§ **OBJECTIVE**
For the records below, give the count of lines holding the word "West" and nothing more.

§ **PROVIDED MATERIAL**
★ ★ ★ ★ ★

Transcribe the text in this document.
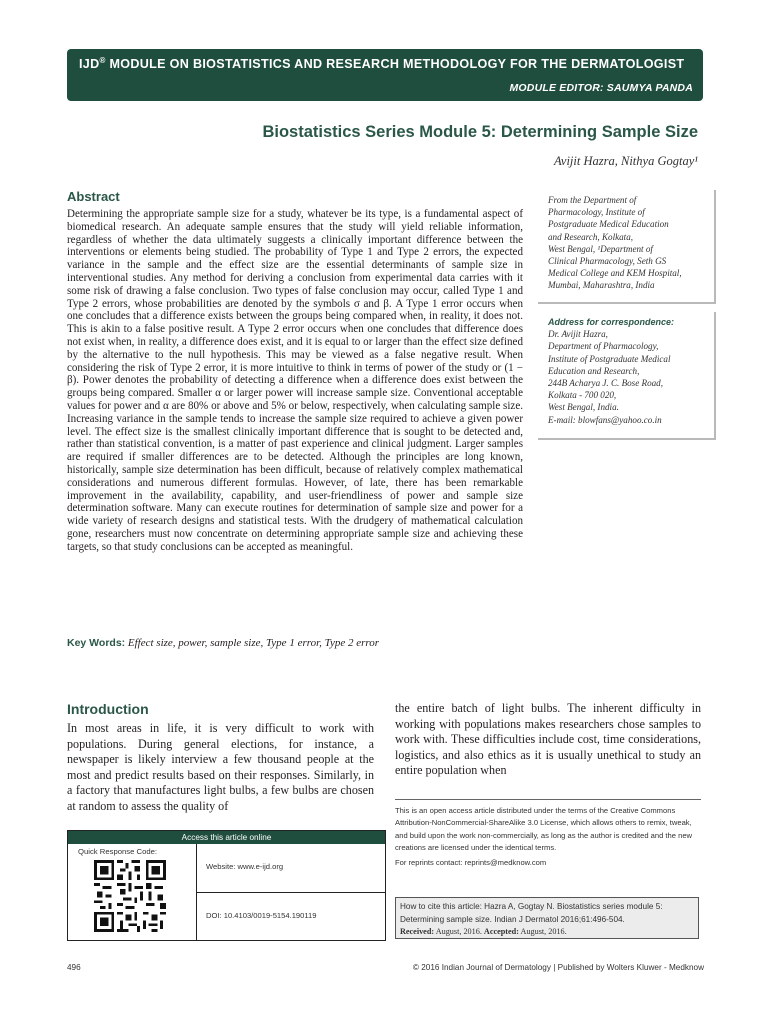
IJD® MODULE ON BIOSTATISTICS AND RESEARCH METHODOLOGY FOR THE DERMATOLOGIST
MODULE EDITOR: SAUMYA PANDA
Biostatistics Series Module 5: Determining Sample Size
Avijit Hazra, Nithya Gogtay¹
Abstract
Determining the appropriate sample size for a study, whatever be its type, is a fundamental aspect of biomedical research. An adequate sample ensures that the study will yield reliable information, regardless of whether the data ultimately suggests a clinically important difference between the interventions or elements being studied. The probability of Type 1 and Type 2 errors, the expected variance in the sample and the effect size are the essential determinants of sample size in interventional studies. Any method for deriving a conclusion from experimental data carries with it some risk of drawing a false conclusion. Two types of false conclusion may occur, called Type 1 and Type 2 errors, whose probabilities are denoted by the symbols σ and β. A Type 1 error occurs when one concludes that a difference exists between the groups being compared when, in reality, it does not. This is akin to a false positive result. A Type 2 error occurs when one concludes that difference does not exist when, in reality, a difference does exist, and it is equal to or larger than the effect size defined by the alternative to the null hypothesis. This may be viewed as a false negative result. When considering the risk of Type 2 error, it is more intuitive to think in terms of power of the study or (1 − β). Power denotes the probability of detecting a difference when a difference does exist between the groups being compared. Smaller α or larger power will increase sample size. Conventional acceptable values for power and α are 80% or above and 5% or below, respectively, when calculating sample size. Increasing variance in the sample tends to increase the sample size required to achieve a given power level. The effect size is the smallest clinically important difference that is sought to be detected and, rather than statistical convention, is a matter of past experience and clinical judgment. Larger samples are required if smaller differences are to be detected. Although the principles are long known, historically, sample size determination has been difficult, because of relatively complex mathematical considerations and numerous different formulas. However, of late, there has been remarkable improvement in the availability, capability, and user-friendliness of power and sample size determination software. Many can execute routines for determination of sample size and power for a wide variety of research designs and statistical tests. With the drudgery of mathematical calculation gone, researchers must now concentrate on determining appropriate sample size and achieving these targets, so that study conclusions can be accepted as meaningful.
Key Words: Effect size, power, sample size, Type 1 error, Type 2 error
From the Department of
Pharmacology, Institute of
Postgraduate Medical Education
and Research, Kolkata,
West Bengal, ¹Department of
Clinical Pharmacology, Seth GS
Medical College and KEM Hospital,
Mumbai, Maharashtra, India
Address for correspondence:
Dr. Avijit Hazra,
Department of Pharmacology,
Institute of Postgraduate Medical
Education and Research,
244B Acharya J. C. Bose Road,
Kolkata - 700 020,
West Bengal, India.
E-mail: blowfans@yahoo.co.in
Introduction
In most areas in life, it is very difficult to work with populations. During general elections, for instance, a newspaper is likely interview a few thousand people at the most and predict results based on their responses. Similarly, in a factory that manufactures light bulbs, a few bulbs are chosen at random to assess the quality of
the entire batch of light bulbs. The inherent difficulty in working with populations makes researchers chose samples to work with. These difficulties include cost, time considerations, logistics, and also ethics as it is usually unethical to study an entire population when
This is an open access article distributed under the terms of the Creative Commons Attribution-NonCommercial-ShareAlike 3.0 License, which allows others to remix, tweak, and build upon the work non-commercially, as long as the author is credited and the new creations are licensed under the identical terms.
For reprints contact: reprints@medknow.com
How to cite this article: Hazra A, Gogtay N. Biostatistics series module 5: Determining sample size. Indian J Dermatol 2016;61:496-504.
Received: August, 2016. Accepted: August, 2016.
Access this article online
Quick Response Code:
Website: www.e-ijd.org
DOI: 10.4103/0019-5154.190119
496	© 2016 Indian Journal of Dermatology | Published by Wolters Kluwer - Medknow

★ ★ ★ ★ ★

§ **OUTPUT FOR THIS TASK**
2